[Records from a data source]

+++

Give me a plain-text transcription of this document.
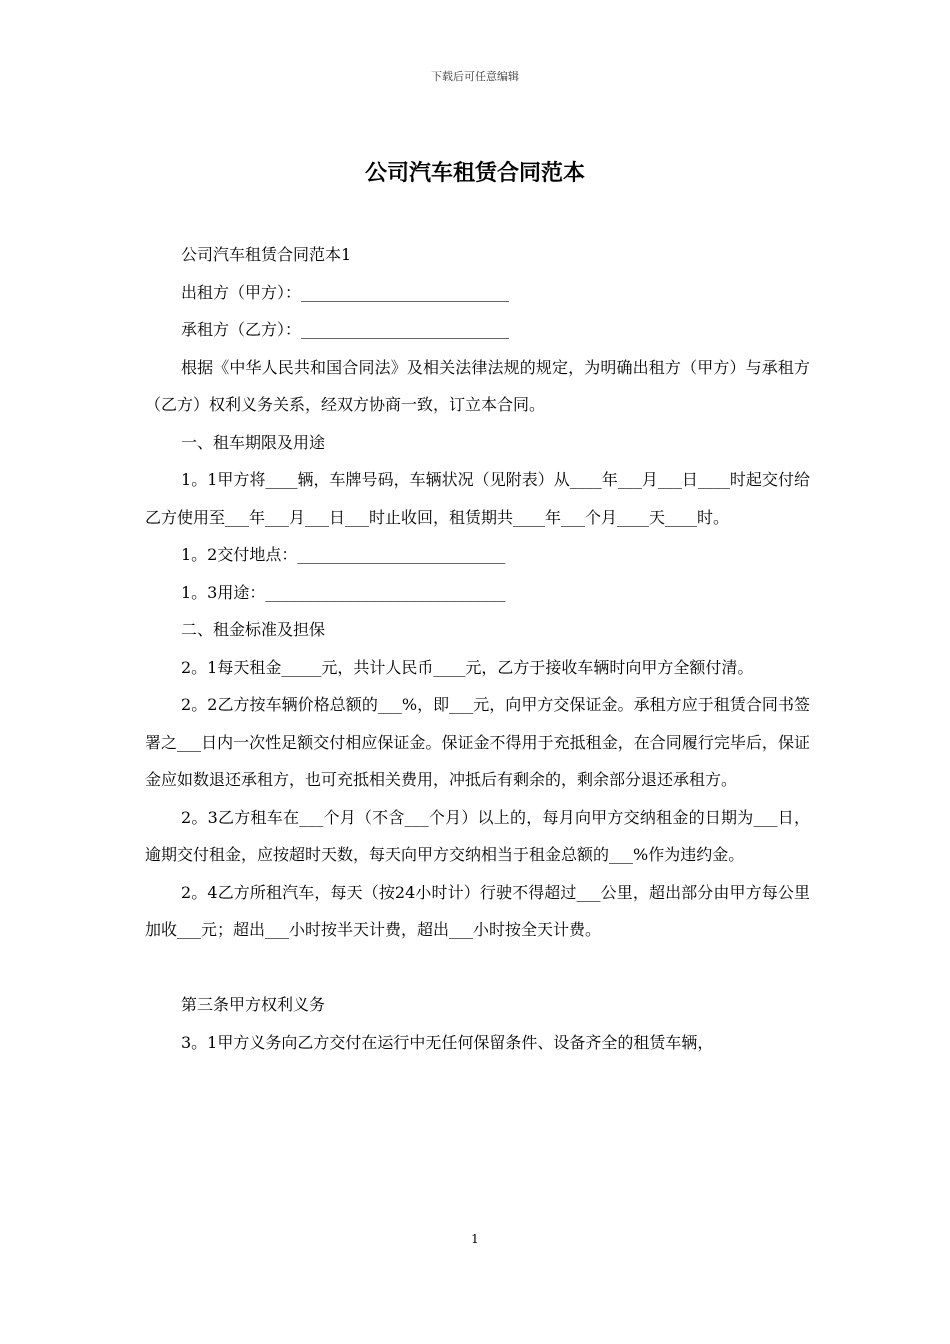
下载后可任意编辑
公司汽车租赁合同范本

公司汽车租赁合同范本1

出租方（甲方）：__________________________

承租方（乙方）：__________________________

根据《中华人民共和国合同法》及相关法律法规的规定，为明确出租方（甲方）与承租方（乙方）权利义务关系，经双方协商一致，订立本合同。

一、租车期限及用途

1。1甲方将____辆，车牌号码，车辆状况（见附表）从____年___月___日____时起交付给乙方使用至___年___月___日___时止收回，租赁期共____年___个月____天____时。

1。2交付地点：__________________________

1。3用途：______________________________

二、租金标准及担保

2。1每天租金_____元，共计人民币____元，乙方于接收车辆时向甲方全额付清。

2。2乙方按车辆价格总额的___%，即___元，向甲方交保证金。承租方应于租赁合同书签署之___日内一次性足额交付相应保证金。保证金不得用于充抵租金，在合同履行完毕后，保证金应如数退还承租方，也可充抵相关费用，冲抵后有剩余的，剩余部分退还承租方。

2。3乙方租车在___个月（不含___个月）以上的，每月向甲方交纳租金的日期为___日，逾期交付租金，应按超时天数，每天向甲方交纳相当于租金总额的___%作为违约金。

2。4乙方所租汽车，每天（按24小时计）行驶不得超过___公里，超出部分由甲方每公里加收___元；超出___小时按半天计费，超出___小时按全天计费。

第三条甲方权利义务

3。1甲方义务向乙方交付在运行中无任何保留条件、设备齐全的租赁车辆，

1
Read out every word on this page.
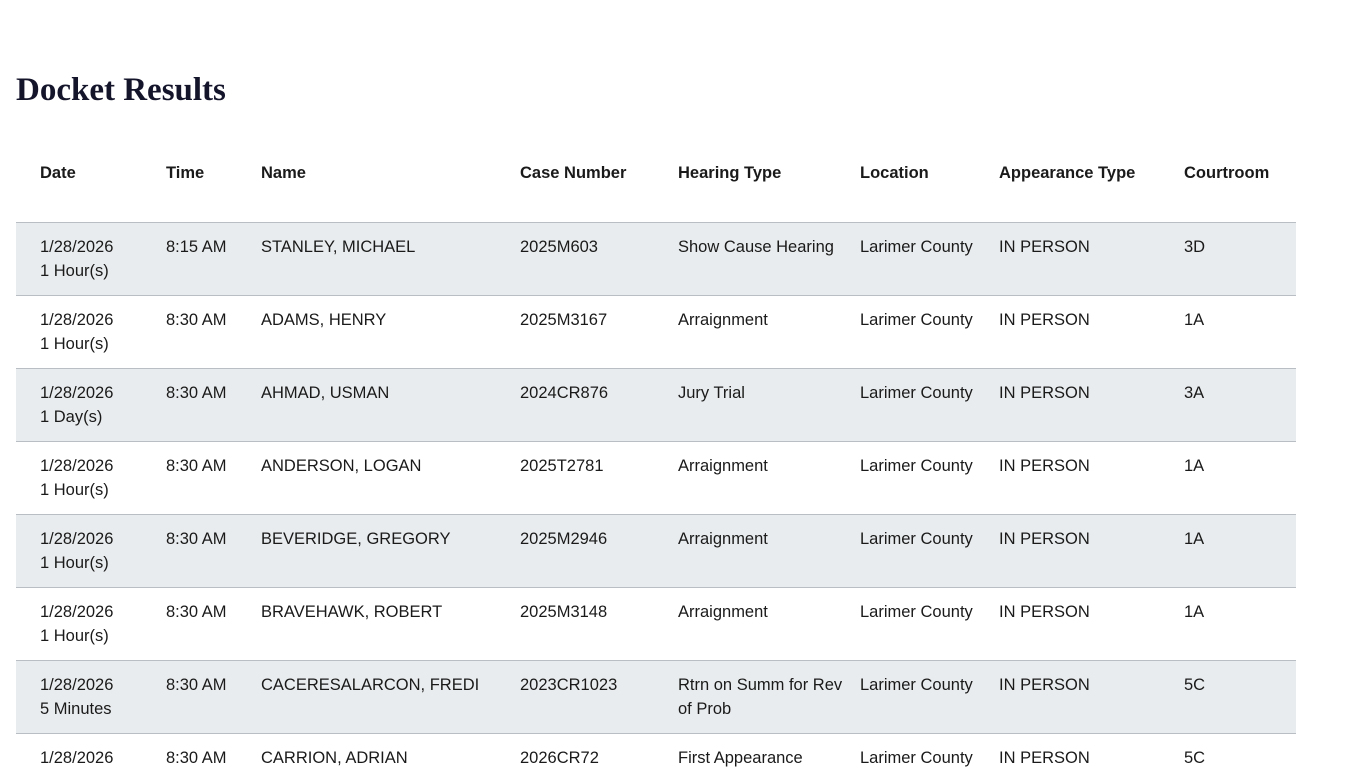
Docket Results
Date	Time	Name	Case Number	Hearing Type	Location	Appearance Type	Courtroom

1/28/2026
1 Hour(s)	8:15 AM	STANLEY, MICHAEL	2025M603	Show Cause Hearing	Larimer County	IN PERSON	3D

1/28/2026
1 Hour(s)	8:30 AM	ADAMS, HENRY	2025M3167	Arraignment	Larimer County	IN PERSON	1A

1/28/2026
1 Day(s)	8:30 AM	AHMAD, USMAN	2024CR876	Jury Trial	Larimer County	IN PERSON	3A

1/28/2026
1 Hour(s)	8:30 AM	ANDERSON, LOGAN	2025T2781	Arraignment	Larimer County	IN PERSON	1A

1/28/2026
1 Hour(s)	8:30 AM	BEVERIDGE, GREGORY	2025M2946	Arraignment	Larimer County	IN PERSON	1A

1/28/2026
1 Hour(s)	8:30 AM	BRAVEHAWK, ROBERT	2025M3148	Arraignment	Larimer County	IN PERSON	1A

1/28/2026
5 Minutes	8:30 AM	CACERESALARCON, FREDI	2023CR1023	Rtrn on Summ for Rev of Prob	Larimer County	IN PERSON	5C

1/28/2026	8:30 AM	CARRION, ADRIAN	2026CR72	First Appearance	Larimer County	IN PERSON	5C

+++

Task:
Omit the pictures and please write out exactly the lines between the one containing "Read out every word on this page." and the last line of the entries, both included.

Written answer:
Read out every word on this page.
Docket Results
Date	Time	Name	Case Number	Hearing Type	Location	Appearance Type	Courtroom

1/28/2026
1 Hour(s)	8:15 AM	STANLEY, MICHAEL	2025M603	Show Cause Hearing	Larimer County	IN PERSON	3D

1/28/2026
1 Hour(s)	8:30 AM	ADAMS, HENRY	2025M3167	Arraignment	Larimer County	IN PERSON	1A

1/28/2026
1 Day(s)	8:30 AM	AHMAD, USMAN	2024CR876	Jury Trial	Larimer County	IN PERSON	3A

1/28/2026
1 Hour(s)	8:30 AM	ANDERSON, LOGAN	2025T2781	Arraignment	Larimer County	IN PERSON	1A

1/28/2026
1 Hour(s)	8:30 AM	BEVERIDGE, GREGORY	2025M2946	Arraignment	Larimer County	IN PERSON	1A

1/28/2026
1 Hour(s)	8:30 AM	BRAVEHAWK, ROBERT	2025M3148	Arraignment	Larimer County	IN PERSON	1A

1/28/2026
5 Minutes	8:30 AM	CACERESALARCON, FREDI	2023CR1023	Rtrn on Summ for Rev of Prob	Larimer County	IN PERSON	5C

1/28/2026	8:30 AM	CARRION, ADRIAN	2026CR72	First Appearance	Larimer County	IN PERSON	5C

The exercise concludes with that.